++++ Material provided ++++
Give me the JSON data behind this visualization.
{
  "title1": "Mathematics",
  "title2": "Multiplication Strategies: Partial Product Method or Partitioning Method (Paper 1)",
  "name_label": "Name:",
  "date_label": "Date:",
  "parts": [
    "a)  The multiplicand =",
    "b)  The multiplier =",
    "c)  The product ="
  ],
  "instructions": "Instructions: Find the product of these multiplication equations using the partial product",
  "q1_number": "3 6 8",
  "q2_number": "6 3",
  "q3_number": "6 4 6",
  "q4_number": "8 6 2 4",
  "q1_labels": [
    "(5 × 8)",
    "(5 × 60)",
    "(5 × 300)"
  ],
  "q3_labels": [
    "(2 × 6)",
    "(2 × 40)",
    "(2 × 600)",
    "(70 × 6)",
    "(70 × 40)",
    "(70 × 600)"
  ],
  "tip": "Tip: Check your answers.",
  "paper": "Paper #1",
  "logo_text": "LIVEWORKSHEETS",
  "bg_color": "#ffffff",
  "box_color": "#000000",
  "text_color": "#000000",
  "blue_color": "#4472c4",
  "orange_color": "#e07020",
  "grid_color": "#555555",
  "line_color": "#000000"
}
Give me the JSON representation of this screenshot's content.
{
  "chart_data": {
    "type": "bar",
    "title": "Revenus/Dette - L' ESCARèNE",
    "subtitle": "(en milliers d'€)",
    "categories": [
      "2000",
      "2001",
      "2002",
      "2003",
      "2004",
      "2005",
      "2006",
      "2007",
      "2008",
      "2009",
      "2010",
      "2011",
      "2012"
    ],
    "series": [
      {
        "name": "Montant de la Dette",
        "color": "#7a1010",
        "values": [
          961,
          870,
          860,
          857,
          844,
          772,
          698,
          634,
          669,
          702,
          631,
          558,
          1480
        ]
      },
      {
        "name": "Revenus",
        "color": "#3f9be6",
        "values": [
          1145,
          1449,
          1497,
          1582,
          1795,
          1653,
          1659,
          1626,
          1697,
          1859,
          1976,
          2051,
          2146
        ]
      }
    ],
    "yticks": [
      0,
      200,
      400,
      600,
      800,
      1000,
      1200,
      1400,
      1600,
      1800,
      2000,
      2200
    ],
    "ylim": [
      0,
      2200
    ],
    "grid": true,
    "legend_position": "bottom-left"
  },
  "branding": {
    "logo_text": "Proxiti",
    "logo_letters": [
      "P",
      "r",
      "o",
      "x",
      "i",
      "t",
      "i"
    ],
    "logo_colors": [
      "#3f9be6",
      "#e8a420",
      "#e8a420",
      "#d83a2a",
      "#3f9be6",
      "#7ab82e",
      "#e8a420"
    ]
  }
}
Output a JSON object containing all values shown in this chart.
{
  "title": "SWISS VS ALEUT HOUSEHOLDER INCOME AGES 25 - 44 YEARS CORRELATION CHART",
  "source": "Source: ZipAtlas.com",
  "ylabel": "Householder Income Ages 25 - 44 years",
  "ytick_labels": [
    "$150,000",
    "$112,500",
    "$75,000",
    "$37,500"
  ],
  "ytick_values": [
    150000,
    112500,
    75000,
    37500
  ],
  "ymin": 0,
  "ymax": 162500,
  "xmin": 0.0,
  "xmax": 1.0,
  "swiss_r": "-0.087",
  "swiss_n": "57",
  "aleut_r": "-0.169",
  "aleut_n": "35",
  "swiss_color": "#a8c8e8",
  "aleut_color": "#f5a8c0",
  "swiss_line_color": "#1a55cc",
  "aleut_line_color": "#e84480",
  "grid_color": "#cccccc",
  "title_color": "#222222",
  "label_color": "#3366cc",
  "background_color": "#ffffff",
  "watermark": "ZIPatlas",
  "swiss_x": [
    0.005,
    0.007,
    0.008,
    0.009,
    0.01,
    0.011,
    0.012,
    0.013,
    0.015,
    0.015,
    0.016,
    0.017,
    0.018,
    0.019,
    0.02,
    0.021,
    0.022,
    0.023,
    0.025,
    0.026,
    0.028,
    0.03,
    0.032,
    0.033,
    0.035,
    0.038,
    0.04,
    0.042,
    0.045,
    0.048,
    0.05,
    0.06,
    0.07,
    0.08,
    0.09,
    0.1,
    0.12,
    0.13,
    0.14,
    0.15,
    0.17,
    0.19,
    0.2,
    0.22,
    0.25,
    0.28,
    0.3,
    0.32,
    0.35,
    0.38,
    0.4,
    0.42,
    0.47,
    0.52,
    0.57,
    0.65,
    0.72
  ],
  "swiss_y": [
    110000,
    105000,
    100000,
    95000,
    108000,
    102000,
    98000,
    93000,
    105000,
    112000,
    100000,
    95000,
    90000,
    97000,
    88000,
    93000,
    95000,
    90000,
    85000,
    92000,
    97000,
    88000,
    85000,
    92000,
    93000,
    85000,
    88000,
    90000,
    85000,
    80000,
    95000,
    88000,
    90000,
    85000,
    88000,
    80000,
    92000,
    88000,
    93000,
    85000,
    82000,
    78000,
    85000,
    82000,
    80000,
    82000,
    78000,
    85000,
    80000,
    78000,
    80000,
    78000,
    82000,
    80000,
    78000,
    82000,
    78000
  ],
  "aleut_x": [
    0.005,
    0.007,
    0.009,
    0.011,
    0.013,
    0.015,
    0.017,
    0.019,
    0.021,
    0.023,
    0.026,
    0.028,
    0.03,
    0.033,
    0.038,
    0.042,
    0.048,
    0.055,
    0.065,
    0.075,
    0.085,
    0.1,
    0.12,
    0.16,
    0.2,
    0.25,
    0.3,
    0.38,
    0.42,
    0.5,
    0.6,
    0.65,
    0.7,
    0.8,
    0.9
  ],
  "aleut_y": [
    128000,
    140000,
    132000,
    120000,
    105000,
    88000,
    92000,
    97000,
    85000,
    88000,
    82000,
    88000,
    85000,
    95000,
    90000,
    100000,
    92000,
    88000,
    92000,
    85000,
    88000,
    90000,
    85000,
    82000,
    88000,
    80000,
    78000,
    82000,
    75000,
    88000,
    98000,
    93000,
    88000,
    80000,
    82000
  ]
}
++++
• **Exercise**
Repeat every entry exactly, please.

• **Result of this task**
Give me the JSON data behind this visualization.
{
  "title1": "Mathematics",
  "title2": "Multiplication Strategies: Partial Product Method or Partitioning Method (Paper 1)",
  "name_label": "Name:",
  "date_label": "Date:",
  "parts": [
    "a)  The multiplicand =",
    "b)  The multiplier =",
    "c)  The product ="
  ],
  "instructions": "Instructions: Find the product of these multiplication equations using the partial product",
  "q1_number": "3 6 8",
  "q2_number": "6 3",
  "q3_number": "6 4 6",
  "q4_number": "8 6 2 4",
  "q1_labels": [
    "(5 × 8)",
    "(5 × 60)",
    "(5 × 300)"
  ],
  "q3_labels": [
    "(2 × 6)",
    "(2 × 40)",
    "(2 × 600)",
    "(70 × 6)",
    "(70 × 40)",
    "(70 × 600)"
  ],
  "tip": "Tip: Check your answers.",
  "paper": "Paper #1",
  "logo_text": "LIVEWORKSHEETS",
  "bg_color": "#ffffff",
  "box_color": "#000000",
  "text_color": "#000000",
  "blue_color": "#4472c4",
  "orange_color": "#e07020",
  "grid_color": "#555555",
  "line_color": "#000000"
}
Give me the JSON representation of this screenshot's content.
{
  "chart_data": {
    "type": "bar",
    "title": "Revenus/Dette - L' ESCARèNE",
    "subtitle": "(en milliers d'€)",
    "categories": [
      "2000",
      "2001",
      "2002",
      "2003",
      "2004",
      "2005",
      "2006",
      "2007",
      "2008",
      "2009",
      "2010",
      "2011",
      "2012"
    ],
    "series": [
      {
        "name": "Montant de la Dette",
        "color": "#7a1010",
        "values": [
          961,
          870,
          860,
          857,
          844,
          772,
          698,
          634,
          669,
          702,
          631,
          558,
          1480
        ]
      },
      {
        "name": "Revenus",
        "color": "#3f9be6",
        "values": [
          1145,
          1449,
          1497,
          1582,
          1795,
          1653,
          1659,
          1626,
          1697,
          1859,
          1976,
          2051,
          2146
        ]
      }
    ],
    "yticks": [
      0,
      200,
      400,
      600,
      800,
      1000,
      1200,
      1400,
      1600,
      1800,
      2000,
      2200
    ],
    "ylim": [
      0,
      2200
    ],
    "grid": true,
    "legend_position": "bottom-left"
  },
  "branding": {
    "logo_text": "Proxiti",
    "logo_letters": [
      "P",
      "r",
      "o",
      "x",
      "i",
      "t",
      "i"
    ],
    "logo_colors": [
      "#3f9be6",
      "#e8a420",
      "#e8a420",
      "#d83a2a",
      "#3f9be6",
      "#7ab82e",
      "#e8a420"
    ]
  }
}
Output a JSON object containing all values shown in this chart.
{
  "title": "SWISS VS ALEUT HOUSEHOLDER INCOME AGES 25 - 44 YEARS CORRELATION CHART",
  "source": "Source: ZipAtlas.com",
  "ylabel": "Householder Income Ages 25 - 44 years",
  "ytick_labels": [
    "$150,000",
    "$112,500",
    "$75,000",
    "$37,500"
  ],
  "ytick_values": [
    150000,
    112500,
    75000,
    37500
  ],
  "ymin": 0,
  "ymax": 162500,
  "xmin": 0.0,
  "xmax": 1.0,
  "swiss_r": "-0.087",
  "swiss_n": "57",
  "aleut_r": "-0.169",
  "aleut_n": "35",
  "swiss_color": "#a8c8e8",
  "aleut_color": "#f5a8c0",
  "swiss_line_color": "#1a55cc",
  "aleut_line_color": "#e84480",
  "grid_color": "#cccccc",
  "title_color": "#222222",
  "label_color": "#3366cc",
  "background_color": "#ffffff",
  "watermark": "ZIPatlas",
  "swiss_x": [
    0.005,
    0.007,
    0.008,
    0.009,
    0.01,
    0.011,
    0.012,
    0.013,
    0.015,
    0.015,
    0.016,
    0.017,
    0.018,
    0.019,
    0.02,
    0.021,
    0.022,
    0.023,
    0.025,
    0.026,
    0.028,
    0.03,
    0.032,
    0.033,
    0.035,
    0.038,
    0.04,
    0.042,
    0.045,
    0.048,
    0.05,
    0.06,
    0.07,
    0.08,
    0.09,
    0.1,
    0.12,
    0.13,
    0.14,
    0.15,
    0.17,
    0.19,
    0.2,
    0.22,
    0.25,
    0.28,
    0.3,
    0.32,
    0.35,
    0.38,
    0.4,
    0.42,
    0.47,
    0.52,
    0.57,
    0.65,
    0.72
  ],
  "swiss_y": [
    110000,
    105000,
    100000,
    95000,
    108000,
    102000,
    98000,
    93000,
    105000,
    112000,
    100000,
    95000,
    90000,
    97000,
    88000,
    93000,
    95000,
    90000,
    85000,
    92000,
    97000,
    88000,
    85000,
    92000,
    93000,
    85000,
    88000,
    90000,
    85000,
    80000,
    95000,
    88000,
    90000,
    85000,
    88000,
    80000,
    92000,
    88000,
    93000,
    85000,
    82000,
    78000,
    85000,
    82000,
    80000,
    82000,
    78000,
    85000,
    80000,
    78000,
    80000,
    78000,
    82000,
    80000,
    78000,
    82000,
    78000
  ],
  "aleut_x": [
    0.005,
    0.007,
    0.009,
    0.011,
    0.013,
    0.015,
    0.017,
    0.019,
    0.021,
    0.023,
    0.026,
    0.028,
    0.03,
    0.033,
    0.038,
    0.042,
    0.048,
    0.055,
    0.065,
    0.075,
    0.085,
    0.1,
    0.12,
    0.16,
    0.2,
    0.25,
    0.3,
    0.38,
    0.42,
    0.5,
    0.6,
    0.65,
    0.7,
    0.8,
    0.9
  ],
  "aleut_y": [
    128000,
    140000,
    132000,
    120000,
    105000,
    88000,
    92000,
    97000,
    85000,
    88000,
    82000,
    88000,
    85000,
    95000,
    90000,
    100000,
    92000,
    88000,
    92000,
    85000,
    88000,
    90000,
    85000,
    82000,
    88000,
    80000,
    78000,
    82000,
    75000,
    88000,
    98000,
    93000,
    88000,
    80000,
    82000
  ]
}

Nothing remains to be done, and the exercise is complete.